## Task objective:
Reply with one number: the count of lines in the data that hold the string "range".

Collection entries
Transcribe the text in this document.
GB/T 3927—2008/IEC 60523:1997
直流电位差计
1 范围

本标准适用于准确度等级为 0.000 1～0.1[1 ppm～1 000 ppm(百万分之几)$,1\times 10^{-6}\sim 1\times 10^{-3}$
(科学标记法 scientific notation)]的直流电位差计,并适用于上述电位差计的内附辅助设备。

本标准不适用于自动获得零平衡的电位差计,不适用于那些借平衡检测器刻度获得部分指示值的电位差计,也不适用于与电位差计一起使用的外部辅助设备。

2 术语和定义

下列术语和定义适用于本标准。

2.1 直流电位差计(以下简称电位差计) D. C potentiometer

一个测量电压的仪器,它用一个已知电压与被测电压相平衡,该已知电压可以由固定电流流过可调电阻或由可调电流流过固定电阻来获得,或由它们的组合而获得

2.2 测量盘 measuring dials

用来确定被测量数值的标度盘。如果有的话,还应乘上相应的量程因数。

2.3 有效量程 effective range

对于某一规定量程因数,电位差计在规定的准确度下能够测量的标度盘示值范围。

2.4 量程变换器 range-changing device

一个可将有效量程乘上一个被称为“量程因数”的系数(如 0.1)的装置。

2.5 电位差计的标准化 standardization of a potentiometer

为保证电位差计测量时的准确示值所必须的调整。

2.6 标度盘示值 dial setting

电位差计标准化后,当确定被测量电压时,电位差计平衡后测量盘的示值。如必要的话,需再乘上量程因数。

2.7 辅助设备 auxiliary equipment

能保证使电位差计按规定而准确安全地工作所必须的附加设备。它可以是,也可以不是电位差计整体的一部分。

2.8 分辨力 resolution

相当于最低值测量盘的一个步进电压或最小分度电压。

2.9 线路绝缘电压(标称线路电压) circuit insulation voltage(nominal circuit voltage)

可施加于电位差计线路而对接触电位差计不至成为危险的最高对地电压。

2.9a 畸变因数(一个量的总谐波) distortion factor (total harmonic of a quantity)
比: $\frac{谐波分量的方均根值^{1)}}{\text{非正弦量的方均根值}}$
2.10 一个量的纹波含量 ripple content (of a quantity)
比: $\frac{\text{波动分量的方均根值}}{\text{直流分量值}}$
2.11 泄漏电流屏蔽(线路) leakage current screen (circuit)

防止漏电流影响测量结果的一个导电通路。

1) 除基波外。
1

## Result of this exercise:
2